* PROVIDED ENTRIES
━━━━━━━━━━━━━━━━
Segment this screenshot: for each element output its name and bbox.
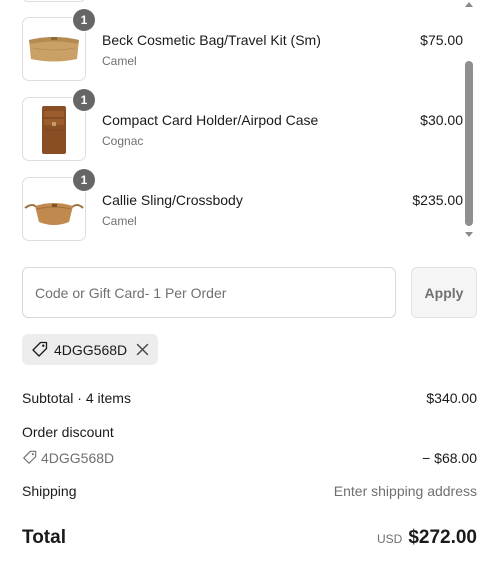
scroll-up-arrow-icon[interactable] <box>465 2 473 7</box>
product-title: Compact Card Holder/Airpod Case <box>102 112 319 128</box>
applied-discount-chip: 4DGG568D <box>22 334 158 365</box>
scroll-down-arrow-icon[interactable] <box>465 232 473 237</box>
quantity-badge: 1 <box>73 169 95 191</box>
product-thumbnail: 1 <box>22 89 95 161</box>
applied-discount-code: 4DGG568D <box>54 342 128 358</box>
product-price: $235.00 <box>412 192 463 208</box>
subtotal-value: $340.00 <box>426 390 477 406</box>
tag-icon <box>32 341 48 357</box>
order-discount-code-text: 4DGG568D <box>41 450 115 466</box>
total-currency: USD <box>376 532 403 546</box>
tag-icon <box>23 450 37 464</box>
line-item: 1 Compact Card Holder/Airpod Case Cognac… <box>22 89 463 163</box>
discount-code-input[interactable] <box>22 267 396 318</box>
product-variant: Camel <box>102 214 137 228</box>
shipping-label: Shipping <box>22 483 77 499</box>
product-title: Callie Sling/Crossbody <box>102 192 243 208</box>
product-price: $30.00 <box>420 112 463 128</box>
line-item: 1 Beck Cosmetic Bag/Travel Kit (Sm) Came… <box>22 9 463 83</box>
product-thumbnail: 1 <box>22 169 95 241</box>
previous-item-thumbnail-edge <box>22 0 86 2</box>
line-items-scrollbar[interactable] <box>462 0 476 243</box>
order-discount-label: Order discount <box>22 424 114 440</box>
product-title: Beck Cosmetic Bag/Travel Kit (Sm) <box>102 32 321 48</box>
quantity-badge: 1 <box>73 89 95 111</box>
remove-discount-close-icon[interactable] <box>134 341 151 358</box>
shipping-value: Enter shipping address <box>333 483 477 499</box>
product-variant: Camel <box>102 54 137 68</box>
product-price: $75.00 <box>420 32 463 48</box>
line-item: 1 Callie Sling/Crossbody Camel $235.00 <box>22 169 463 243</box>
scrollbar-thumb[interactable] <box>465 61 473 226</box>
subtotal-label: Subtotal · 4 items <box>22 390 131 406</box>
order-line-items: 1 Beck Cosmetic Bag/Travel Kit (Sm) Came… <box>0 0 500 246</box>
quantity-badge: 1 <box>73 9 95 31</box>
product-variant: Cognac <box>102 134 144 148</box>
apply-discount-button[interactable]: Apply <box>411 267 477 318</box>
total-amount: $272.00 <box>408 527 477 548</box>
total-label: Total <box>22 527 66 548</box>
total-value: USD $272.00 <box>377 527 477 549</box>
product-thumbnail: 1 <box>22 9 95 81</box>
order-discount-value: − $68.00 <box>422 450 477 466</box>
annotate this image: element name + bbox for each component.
━━━━━━━━━━━━━━━━
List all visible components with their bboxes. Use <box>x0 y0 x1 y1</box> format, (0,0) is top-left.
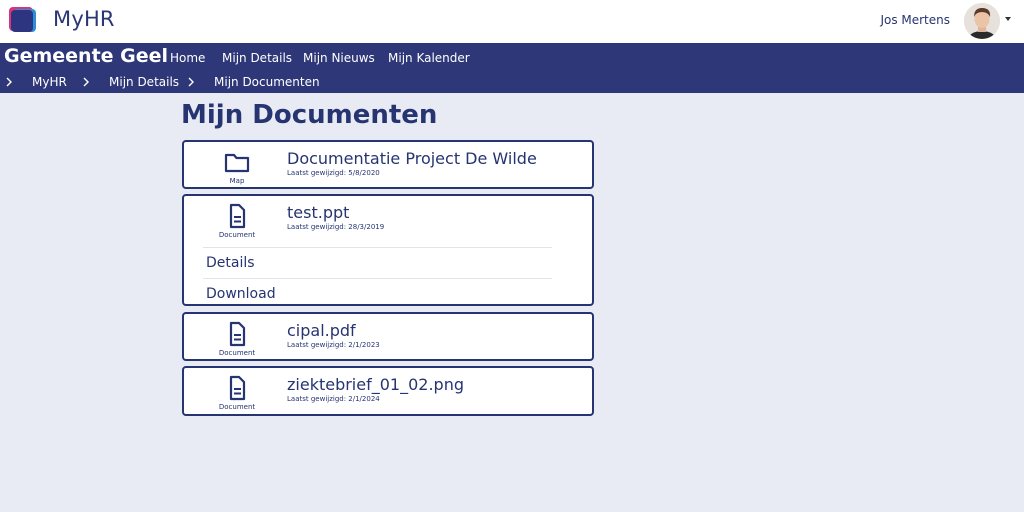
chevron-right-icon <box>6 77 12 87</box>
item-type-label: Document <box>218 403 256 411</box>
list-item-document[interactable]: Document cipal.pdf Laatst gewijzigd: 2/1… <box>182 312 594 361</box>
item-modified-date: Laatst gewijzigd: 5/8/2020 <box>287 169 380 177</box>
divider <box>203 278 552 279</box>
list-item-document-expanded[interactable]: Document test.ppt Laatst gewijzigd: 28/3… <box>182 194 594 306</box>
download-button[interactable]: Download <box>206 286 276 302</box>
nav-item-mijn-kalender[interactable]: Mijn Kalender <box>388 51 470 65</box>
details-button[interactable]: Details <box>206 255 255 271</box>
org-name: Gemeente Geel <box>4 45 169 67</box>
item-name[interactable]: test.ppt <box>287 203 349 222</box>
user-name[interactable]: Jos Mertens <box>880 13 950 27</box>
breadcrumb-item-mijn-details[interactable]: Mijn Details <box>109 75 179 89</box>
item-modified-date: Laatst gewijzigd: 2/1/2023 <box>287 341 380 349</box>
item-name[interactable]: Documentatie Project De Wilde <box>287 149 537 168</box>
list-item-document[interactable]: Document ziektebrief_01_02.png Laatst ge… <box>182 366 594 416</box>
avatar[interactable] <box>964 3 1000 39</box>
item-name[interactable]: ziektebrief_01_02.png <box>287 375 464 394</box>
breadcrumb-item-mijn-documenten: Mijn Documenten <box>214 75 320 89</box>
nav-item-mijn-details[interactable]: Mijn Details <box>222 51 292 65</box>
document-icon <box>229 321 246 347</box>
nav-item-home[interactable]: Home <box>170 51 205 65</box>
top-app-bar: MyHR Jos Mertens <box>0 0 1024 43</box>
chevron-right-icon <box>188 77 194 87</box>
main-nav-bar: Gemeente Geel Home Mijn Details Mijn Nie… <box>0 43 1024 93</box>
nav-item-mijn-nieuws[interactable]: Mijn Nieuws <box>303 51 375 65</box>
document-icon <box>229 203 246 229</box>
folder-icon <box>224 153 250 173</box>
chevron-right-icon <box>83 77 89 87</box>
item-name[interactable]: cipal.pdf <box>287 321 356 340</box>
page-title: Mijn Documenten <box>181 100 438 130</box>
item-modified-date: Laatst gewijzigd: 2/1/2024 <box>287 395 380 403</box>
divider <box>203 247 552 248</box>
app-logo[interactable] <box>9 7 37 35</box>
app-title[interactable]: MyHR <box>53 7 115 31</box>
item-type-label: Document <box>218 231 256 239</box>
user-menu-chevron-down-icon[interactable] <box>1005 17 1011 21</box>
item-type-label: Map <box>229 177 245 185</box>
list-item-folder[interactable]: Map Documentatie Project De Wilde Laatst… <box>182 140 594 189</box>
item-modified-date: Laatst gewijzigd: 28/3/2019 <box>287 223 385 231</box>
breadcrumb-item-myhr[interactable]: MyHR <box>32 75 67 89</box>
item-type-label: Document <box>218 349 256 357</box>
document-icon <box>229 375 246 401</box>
━━━━━━━━━━━━━━━━
* EXERCISE DIRECTIONS
Copy out every row from the one with "scroll-up-arrow-icon[interactable] <box>465 2" up to and including the one with "subtotal-value: $340.00 <box>426", character for character.

* PROBLEM SOLUTION
scroll-up-arrow-icon[interactable] <box>465 2 473 7</box>
product-title: Compact Card Holder/Airpod Case <box>102 112 319 128</box>
applied-discount-chip: 4DGG568D <box>22 334 158 365</box>
scroll-down-arrow-icon[interactable] <box>465 232 473 237</box>
quantity-badge: 1 <box>73 169 95 191</box>
product-thumbnail: 1 <box>22 89 95 161</box>
applied-discount-code: 4DGG568D <box>54 342 128 358</box>
product-price: $235.00 <box>412 192 463 208</box>
subtotal-value: $340.00 <box>426 390 477 406</box>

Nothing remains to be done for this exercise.